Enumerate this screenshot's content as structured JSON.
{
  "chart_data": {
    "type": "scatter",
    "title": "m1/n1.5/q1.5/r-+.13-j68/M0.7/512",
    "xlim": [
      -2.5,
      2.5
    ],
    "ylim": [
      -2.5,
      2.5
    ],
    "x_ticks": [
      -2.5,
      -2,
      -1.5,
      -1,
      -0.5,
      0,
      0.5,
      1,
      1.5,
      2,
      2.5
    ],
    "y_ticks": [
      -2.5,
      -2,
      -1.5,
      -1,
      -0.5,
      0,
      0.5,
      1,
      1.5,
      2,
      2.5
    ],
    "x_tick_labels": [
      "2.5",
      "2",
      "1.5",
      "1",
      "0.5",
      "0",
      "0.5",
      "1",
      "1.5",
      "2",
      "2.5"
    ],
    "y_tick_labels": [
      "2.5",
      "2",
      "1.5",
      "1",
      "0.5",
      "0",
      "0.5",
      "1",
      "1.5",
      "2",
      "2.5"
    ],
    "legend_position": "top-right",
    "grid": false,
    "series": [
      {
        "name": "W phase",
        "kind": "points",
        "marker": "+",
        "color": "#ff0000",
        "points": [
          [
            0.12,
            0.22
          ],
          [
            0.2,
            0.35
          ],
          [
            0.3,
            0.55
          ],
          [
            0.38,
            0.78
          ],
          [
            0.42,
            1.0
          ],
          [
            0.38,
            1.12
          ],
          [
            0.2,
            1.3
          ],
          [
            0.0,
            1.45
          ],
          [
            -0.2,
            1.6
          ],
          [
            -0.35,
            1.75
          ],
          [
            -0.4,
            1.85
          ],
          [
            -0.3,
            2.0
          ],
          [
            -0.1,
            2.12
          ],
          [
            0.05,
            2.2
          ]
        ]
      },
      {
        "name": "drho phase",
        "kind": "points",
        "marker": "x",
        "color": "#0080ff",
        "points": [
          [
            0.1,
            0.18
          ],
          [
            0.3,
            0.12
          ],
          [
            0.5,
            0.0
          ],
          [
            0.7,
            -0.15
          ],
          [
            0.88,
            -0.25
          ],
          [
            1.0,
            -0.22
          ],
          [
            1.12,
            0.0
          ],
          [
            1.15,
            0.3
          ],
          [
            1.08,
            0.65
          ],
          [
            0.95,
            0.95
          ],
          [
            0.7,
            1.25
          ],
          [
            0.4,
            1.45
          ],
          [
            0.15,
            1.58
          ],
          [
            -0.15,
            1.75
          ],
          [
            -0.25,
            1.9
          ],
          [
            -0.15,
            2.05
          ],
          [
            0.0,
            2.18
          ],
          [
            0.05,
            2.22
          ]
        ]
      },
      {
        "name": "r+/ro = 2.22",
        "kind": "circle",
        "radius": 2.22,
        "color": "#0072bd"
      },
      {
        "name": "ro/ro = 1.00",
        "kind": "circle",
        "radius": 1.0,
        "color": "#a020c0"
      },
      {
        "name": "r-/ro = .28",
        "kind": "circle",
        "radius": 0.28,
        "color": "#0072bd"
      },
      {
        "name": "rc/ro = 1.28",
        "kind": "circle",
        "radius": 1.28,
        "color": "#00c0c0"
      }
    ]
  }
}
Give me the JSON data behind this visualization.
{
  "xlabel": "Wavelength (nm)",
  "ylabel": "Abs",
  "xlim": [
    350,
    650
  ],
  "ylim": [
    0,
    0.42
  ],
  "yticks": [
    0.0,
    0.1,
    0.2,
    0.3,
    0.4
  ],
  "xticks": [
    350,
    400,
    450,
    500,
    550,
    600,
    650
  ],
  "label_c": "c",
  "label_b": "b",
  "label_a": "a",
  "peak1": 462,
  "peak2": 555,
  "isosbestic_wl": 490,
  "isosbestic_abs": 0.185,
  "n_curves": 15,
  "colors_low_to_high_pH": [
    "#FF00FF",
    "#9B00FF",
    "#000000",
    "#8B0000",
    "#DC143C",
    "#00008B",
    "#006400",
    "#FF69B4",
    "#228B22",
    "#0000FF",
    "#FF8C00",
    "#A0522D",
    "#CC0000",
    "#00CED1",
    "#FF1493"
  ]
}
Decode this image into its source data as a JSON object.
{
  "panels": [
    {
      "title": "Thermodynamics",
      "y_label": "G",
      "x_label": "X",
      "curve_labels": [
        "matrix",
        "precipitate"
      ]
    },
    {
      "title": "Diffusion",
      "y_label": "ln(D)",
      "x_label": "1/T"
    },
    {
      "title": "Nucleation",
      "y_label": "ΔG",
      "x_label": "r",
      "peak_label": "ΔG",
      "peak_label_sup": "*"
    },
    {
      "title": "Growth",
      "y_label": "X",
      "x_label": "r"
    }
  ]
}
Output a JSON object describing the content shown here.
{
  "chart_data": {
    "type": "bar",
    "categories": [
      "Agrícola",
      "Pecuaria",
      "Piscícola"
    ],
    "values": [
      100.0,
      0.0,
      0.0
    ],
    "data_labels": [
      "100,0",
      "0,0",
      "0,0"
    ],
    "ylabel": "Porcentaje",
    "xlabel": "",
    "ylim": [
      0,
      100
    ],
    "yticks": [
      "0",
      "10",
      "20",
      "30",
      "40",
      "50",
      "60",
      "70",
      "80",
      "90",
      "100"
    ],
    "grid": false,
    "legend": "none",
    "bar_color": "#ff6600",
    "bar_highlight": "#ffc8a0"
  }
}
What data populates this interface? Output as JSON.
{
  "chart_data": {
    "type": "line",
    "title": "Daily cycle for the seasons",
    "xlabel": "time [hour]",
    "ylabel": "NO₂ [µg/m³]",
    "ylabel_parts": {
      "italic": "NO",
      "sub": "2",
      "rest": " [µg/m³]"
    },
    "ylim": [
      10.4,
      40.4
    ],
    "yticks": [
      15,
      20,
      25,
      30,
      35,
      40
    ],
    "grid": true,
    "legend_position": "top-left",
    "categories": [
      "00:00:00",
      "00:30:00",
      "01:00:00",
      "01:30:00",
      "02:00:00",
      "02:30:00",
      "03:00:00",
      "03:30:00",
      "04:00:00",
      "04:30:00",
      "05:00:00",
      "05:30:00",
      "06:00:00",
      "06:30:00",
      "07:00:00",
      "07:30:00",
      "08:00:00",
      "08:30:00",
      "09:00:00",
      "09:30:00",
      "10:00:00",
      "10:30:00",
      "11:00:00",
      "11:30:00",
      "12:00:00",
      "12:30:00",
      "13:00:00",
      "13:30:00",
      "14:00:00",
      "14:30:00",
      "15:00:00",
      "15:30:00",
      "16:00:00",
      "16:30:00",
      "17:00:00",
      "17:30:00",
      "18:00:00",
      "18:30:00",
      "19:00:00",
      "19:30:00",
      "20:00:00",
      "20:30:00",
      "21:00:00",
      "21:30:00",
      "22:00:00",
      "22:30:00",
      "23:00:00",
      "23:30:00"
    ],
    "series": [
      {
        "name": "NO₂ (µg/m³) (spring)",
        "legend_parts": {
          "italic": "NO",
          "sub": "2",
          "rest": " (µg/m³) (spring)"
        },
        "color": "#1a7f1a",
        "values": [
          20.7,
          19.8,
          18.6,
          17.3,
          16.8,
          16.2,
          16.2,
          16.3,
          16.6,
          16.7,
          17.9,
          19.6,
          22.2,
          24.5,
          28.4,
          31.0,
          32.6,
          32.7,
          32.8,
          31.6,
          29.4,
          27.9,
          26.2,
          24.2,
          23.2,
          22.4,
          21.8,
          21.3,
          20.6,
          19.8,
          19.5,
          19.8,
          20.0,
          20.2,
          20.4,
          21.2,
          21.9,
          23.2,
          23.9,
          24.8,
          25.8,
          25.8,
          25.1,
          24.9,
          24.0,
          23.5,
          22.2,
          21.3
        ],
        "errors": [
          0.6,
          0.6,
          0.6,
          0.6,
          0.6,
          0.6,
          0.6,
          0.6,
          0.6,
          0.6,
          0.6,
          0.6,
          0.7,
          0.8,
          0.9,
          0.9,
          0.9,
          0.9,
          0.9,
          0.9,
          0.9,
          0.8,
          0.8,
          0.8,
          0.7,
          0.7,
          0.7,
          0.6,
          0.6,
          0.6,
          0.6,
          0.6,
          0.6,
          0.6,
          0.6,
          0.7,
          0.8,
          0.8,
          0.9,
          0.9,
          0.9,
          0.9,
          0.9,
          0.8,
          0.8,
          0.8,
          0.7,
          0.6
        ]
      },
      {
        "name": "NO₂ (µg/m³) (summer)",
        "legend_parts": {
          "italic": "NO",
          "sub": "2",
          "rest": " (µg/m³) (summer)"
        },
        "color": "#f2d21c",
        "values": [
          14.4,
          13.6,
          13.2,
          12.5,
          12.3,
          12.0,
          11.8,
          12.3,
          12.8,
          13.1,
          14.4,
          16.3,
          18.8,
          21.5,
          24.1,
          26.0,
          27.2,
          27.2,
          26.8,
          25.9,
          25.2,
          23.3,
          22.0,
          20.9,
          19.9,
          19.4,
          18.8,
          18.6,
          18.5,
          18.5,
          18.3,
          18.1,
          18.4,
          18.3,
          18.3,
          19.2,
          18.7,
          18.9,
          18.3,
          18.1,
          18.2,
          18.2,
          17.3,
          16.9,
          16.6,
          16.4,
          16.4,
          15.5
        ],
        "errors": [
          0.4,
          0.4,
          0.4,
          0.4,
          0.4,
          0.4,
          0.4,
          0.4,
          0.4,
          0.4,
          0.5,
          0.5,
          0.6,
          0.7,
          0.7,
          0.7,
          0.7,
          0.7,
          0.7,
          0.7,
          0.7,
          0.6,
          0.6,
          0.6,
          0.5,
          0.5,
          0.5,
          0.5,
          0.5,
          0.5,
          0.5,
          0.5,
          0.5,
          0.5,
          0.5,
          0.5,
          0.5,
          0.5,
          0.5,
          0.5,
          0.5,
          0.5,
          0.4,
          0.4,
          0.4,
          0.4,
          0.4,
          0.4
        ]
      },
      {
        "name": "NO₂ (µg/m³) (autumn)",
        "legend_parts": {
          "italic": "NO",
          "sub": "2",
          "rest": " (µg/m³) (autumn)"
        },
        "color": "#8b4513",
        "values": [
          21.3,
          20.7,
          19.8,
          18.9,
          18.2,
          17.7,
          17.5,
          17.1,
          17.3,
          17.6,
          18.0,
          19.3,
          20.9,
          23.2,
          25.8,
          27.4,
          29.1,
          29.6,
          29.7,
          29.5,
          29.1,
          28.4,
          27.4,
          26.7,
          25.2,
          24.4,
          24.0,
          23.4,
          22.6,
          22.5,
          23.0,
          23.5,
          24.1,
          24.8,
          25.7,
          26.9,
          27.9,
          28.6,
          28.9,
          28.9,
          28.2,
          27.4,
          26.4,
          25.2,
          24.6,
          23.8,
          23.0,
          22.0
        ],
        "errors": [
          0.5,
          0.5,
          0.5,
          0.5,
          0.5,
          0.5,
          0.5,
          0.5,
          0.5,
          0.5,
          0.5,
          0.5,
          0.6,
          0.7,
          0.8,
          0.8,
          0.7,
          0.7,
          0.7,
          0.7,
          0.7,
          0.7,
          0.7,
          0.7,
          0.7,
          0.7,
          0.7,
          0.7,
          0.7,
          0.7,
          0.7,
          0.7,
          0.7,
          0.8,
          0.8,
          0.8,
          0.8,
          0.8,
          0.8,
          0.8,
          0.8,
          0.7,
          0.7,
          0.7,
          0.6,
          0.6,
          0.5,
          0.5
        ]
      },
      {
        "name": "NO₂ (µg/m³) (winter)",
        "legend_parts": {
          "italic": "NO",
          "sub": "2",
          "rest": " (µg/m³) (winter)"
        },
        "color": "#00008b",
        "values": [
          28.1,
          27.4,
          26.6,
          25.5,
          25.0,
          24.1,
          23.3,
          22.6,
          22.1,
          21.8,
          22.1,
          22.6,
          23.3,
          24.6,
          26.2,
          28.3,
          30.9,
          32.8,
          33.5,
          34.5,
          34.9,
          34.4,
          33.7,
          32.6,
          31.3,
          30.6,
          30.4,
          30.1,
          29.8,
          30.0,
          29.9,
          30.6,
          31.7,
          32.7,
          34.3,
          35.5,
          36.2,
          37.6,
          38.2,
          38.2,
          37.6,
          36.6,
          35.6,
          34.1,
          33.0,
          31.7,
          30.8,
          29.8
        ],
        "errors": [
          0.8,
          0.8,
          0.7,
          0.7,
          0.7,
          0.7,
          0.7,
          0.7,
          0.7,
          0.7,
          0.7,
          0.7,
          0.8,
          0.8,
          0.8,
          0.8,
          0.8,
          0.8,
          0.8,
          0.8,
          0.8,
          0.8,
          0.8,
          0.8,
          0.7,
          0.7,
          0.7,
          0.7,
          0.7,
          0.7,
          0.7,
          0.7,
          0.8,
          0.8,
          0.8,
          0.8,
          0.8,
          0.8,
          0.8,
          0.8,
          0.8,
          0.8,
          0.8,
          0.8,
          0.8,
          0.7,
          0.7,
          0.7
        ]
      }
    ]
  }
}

■ **Work to complete**
From the records above, copy every line that holds the word "JSON".

■ **Task response**
Enumerate this screenshot's content as structured JSON.
Give me the JSON data behind this visualization.
Decode this image into its source data as a JSON object.
Output a JSON object describing the content shown here.
What data populates this interface? Output as JSON.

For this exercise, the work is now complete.